◆ **To do**
Copy out all lines carrying the word "this".

[Begin Information supplied]

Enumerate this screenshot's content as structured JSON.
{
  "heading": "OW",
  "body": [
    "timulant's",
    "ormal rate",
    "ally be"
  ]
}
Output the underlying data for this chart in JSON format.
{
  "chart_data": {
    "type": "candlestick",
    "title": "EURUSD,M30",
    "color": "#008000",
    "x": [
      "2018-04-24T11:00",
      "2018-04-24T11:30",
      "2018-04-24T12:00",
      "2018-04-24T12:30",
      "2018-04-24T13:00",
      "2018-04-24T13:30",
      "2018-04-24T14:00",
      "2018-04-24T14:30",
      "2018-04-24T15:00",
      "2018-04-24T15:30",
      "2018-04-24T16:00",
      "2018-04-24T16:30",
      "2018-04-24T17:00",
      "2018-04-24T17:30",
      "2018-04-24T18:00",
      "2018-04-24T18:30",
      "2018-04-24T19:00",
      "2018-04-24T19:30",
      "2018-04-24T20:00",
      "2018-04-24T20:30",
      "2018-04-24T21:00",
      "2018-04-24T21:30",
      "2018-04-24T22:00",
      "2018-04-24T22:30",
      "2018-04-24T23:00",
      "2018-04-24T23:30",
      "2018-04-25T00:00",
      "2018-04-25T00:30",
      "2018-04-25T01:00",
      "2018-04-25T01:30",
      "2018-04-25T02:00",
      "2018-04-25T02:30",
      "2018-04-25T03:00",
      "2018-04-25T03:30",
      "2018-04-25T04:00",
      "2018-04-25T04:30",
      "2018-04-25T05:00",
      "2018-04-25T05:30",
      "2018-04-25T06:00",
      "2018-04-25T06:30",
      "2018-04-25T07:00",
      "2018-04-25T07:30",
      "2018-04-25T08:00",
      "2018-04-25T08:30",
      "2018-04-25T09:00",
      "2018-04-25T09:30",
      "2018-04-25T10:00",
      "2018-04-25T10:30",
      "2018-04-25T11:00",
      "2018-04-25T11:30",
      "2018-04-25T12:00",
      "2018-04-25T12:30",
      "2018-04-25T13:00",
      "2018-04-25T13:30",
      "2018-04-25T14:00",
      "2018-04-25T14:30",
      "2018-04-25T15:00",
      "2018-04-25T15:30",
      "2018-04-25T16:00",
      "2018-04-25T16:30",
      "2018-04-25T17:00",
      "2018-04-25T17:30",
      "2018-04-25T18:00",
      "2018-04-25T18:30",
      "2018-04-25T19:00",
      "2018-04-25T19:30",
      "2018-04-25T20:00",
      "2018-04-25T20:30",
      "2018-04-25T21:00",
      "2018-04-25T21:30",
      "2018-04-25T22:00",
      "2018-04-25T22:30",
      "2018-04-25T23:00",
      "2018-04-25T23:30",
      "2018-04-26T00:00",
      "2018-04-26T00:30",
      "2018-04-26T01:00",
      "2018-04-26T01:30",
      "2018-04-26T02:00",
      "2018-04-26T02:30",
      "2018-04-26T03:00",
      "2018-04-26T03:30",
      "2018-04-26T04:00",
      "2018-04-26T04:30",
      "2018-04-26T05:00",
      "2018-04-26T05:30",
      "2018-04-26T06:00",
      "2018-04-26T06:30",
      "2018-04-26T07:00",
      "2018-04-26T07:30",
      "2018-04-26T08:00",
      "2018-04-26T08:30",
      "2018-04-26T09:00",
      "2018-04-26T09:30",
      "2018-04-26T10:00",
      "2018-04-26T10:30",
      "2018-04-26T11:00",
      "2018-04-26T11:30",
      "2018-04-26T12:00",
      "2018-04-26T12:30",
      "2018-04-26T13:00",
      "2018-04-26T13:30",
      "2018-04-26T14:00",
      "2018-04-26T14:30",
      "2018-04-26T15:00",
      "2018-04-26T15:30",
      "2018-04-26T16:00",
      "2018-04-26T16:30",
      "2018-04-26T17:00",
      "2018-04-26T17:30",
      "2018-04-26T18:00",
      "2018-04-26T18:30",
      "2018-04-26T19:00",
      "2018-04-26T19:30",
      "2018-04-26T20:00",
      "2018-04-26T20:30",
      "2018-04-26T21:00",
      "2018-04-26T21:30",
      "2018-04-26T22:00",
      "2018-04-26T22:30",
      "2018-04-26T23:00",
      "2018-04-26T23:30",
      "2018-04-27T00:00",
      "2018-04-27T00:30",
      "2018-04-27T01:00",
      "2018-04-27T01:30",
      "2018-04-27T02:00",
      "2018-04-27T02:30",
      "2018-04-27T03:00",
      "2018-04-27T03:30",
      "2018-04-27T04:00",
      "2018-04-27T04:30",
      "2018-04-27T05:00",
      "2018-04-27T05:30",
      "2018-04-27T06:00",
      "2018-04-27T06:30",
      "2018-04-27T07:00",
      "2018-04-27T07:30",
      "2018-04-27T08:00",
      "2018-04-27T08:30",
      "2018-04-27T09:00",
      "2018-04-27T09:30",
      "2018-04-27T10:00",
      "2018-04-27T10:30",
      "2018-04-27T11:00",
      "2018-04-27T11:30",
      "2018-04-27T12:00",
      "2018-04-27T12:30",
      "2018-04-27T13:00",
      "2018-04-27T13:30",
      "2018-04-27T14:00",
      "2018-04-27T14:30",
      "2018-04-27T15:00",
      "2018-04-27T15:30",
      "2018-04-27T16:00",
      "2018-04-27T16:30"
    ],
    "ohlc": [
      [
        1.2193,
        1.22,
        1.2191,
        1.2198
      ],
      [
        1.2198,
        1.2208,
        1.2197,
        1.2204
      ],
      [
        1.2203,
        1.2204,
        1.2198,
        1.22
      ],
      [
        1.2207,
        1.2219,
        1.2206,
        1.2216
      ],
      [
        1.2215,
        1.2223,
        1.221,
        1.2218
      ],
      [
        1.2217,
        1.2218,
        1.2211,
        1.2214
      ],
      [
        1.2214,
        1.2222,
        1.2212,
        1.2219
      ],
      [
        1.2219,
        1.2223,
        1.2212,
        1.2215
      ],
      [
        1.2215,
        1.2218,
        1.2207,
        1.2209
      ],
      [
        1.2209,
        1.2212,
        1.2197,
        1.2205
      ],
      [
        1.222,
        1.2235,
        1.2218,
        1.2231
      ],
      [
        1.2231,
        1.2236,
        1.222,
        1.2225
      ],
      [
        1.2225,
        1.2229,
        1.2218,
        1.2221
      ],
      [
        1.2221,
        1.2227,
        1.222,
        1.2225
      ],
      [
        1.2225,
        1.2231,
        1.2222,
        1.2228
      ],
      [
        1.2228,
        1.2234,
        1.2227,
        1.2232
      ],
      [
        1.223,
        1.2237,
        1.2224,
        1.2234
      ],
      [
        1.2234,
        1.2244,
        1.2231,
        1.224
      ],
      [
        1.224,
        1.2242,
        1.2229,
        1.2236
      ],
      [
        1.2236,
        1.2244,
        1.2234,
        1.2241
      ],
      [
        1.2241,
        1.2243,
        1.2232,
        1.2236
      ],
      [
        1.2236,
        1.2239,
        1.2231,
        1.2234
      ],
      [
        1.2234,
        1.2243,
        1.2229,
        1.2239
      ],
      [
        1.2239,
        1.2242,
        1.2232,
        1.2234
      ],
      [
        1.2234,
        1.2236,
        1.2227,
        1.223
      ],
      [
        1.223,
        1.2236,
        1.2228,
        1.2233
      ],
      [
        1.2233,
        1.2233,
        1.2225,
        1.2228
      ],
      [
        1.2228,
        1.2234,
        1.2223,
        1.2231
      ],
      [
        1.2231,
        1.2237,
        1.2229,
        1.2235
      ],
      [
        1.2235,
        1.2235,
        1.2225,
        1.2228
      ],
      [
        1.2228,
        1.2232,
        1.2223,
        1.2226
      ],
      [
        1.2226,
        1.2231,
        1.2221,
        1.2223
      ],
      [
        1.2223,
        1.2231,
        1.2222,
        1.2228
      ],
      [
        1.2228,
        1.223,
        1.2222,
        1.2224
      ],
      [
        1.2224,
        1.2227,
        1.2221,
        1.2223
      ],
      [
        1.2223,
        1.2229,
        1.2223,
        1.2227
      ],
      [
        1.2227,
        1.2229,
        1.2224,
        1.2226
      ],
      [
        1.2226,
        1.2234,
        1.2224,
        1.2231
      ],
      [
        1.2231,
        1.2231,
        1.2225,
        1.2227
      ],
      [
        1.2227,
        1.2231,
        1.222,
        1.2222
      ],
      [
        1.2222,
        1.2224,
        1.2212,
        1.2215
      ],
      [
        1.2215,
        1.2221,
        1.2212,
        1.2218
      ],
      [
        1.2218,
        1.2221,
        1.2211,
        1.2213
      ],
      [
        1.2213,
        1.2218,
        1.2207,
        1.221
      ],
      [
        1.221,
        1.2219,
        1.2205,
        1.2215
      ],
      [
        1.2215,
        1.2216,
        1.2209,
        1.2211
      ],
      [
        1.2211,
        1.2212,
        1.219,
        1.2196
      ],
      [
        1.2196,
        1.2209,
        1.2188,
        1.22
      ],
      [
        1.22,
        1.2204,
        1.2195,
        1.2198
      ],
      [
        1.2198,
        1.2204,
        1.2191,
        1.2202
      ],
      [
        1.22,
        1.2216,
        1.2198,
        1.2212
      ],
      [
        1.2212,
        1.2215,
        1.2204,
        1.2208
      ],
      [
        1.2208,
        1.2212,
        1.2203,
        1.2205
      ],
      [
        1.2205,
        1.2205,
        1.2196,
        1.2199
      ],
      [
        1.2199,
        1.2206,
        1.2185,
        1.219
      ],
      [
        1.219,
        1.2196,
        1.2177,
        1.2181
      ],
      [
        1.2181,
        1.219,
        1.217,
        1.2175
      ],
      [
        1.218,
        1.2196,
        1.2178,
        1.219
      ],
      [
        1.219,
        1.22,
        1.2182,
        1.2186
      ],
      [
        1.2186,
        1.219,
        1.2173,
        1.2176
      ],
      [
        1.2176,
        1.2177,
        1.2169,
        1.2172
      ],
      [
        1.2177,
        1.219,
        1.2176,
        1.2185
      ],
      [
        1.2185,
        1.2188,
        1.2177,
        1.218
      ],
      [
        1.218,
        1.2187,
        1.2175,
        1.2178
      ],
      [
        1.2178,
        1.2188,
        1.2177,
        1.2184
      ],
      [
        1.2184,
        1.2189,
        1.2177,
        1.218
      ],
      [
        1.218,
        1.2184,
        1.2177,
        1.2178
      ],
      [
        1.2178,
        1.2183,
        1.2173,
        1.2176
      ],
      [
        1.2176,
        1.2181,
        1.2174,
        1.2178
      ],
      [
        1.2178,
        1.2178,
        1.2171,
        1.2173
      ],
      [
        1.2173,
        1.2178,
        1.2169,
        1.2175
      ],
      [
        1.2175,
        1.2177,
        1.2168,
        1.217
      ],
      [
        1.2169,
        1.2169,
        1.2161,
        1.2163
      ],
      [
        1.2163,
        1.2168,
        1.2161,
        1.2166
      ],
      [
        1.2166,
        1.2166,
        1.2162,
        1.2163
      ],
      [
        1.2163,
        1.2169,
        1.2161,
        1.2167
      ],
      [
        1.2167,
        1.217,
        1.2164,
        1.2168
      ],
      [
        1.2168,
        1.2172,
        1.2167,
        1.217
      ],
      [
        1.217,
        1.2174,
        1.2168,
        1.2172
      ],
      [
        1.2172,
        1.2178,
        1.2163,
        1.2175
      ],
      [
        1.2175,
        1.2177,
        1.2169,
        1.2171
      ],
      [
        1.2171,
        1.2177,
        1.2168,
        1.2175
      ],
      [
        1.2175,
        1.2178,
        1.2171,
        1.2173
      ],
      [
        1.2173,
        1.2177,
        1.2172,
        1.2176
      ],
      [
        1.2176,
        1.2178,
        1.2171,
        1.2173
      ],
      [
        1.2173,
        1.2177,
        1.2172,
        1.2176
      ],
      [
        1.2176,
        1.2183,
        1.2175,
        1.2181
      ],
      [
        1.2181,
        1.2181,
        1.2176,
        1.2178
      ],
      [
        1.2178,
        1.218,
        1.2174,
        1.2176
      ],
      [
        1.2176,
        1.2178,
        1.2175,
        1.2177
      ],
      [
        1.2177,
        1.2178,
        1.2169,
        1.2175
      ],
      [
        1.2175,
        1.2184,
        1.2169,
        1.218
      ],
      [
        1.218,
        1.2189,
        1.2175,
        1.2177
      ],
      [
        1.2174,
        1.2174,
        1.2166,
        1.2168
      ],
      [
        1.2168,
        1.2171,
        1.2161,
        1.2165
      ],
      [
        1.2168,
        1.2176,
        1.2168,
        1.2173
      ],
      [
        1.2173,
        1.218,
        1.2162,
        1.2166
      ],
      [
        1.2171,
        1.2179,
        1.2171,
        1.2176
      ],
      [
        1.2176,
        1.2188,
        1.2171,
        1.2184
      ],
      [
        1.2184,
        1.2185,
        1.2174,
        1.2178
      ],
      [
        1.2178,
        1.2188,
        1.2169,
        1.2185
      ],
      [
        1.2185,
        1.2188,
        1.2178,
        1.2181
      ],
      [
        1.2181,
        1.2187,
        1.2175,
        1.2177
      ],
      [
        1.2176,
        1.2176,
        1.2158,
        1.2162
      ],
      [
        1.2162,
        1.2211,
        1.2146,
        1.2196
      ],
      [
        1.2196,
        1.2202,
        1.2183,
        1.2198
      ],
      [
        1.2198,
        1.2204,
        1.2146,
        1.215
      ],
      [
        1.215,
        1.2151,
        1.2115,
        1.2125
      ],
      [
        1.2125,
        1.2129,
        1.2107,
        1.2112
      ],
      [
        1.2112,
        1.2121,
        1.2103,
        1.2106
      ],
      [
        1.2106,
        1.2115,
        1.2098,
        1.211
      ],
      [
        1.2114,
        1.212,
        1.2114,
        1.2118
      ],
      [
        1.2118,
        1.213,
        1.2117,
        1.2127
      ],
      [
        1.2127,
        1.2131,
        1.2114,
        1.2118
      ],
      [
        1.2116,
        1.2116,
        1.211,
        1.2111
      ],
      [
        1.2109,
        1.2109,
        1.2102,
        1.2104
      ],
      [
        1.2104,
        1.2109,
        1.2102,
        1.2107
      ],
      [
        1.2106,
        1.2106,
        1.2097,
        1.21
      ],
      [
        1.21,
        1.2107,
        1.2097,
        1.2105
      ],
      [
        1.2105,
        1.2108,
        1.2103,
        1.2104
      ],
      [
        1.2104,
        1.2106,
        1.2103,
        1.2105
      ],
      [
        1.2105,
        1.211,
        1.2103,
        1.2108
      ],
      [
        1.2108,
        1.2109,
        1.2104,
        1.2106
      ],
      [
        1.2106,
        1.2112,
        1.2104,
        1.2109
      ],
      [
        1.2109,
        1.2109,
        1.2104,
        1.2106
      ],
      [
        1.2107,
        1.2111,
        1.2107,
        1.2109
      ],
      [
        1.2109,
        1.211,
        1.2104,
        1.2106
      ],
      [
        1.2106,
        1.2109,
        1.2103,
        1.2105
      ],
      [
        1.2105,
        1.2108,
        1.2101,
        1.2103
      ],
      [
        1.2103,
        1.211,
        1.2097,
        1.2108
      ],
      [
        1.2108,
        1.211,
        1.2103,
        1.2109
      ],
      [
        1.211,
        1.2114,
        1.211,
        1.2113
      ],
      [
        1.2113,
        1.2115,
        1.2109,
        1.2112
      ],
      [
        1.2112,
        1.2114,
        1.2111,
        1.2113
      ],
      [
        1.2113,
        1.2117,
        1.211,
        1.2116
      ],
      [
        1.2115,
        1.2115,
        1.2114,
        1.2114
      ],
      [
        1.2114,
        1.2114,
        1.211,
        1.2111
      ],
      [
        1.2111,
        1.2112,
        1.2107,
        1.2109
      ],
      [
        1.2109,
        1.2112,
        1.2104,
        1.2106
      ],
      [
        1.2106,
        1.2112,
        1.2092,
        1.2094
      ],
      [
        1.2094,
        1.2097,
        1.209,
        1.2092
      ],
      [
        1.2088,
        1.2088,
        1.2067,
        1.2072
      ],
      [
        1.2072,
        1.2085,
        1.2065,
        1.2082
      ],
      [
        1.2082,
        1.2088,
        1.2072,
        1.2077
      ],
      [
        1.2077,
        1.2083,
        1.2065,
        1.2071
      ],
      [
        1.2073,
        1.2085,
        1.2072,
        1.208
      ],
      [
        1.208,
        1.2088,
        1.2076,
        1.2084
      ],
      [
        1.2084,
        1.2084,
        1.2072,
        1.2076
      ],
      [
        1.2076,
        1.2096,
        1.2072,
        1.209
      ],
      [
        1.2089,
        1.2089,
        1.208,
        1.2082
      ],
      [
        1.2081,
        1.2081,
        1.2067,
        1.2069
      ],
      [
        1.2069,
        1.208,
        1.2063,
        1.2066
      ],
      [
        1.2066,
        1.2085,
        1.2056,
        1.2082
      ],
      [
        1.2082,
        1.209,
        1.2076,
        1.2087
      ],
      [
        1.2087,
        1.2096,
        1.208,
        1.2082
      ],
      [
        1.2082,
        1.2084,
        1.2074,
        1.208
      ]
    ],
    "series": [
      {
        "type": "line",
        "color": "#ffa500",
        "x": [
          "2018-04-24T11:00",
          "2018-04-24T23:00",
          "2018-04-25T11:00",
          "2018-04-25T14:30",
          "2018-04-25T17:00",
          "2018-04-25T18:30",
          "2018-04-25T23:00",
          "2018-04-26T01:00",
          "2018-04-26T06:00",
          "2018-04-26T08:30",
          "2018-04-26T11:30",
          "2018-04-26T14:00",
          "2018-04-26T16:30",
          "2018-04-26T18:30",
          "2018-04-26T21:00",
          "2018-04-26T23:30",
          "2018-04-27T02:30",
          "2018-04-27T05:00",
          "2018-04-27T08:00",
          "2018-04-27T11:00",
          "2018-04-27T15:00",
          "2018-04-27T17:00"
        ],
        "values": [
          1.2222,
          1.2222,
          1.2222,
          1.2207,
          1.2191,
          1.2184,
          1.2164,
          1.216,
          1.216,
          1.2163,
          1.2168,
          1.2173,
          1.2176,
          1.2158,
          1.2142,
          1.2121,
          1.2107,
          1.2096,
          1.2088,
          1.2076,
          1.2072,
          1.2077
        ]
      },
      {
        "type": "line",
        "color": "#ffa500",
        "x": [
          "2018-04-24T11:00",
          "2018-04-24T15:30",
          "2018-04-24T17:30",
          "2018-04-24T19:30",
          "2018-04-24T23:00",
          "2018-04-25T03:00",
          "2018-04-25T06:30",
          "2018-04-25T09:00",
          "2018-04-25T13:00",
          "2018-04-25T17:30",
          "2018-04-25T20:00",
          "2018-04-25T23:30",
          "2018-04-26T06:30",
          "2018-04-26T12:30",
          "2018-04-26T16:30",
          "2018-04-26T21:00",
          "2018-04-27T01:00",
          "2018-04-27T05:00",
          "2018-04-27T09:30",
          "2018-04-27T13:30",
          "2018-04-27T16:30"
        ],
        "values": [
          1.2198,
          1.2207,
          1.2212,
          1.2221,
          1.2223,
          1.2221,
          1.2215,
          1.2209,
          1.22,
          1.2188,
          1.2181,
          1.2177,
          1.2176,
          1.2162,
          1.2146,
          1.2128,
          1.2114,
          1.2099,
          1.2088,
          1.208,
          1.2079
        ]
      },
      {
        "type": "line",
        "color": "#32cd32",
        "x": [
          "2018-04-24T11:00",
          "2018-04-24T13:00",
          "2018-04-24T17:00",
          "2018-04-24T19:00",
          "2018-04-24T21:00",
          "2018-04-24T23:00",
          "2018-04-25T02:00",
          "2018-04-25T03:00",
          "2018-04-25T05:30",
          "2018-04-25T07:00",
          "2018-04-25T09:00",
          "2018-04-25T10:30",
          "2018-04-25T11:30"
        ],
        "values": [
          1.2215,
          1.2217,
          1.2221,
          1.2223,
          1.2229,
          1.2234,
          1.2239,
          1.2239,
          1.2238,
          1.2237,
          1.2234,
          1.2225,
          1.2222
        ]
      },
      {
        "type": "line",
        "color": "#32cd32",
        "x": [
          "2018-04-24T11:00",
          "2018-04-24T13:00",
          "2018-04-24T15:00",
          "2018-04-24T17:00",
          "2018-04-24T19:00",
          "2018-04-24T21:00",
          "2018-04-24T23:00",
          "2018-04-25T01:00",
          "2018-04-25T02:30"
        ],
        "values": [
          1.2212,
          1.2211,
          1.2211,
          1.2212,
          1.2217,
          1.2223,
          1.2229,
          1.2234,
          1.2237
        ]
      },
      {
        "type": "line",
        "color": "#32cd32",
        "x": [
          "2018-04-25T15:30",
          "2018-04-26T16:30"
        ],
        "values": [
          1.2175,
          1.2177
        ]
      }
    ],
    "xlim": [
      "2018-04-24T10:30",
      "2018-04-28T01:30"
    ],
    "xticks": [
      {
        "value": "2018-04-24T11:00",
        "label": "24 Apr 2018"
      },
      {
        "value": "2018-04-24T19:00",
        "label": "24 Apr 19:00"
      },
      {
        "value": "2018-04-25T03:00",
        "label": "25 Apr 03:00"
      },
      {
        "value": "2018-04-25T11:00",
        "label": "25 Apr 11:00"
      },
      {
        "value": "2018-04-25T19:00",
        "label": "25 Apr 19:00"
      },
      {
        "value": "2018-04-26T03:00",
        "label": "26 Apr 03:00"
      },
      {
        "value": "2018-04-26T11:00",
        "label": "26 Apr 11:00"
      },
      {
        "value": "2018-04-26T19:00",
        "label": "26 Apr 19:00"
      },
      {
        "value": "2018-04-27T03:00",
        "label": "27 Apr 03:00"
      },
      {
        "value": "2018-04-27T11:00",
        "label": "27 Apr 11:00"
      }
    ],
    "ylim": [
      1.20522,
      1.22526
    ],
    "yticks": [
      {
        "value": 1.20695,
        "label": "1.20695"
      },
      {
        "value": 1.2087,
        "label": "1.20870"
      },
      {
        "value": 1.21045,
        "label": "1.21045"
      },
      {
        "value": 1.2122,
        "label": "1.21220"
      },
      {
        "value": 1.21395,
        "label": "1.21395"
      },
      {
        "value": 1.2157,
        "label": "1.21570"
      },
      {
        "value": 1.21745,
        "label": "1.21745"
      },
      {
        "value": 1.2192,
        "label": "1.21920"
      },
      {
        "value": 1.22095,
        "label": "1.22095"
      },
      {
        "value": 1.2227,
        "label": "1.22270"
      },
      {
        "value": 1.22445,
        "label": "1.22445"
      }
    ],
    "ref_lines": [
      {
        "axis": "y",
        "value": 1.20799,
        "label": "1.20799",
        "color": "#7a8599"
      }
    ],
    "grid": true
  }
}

[End Information supplied]

◆ **The solution**
Enumerate this screenshot's content as structured JSON.
Output the underlying data for this chart in JSON format.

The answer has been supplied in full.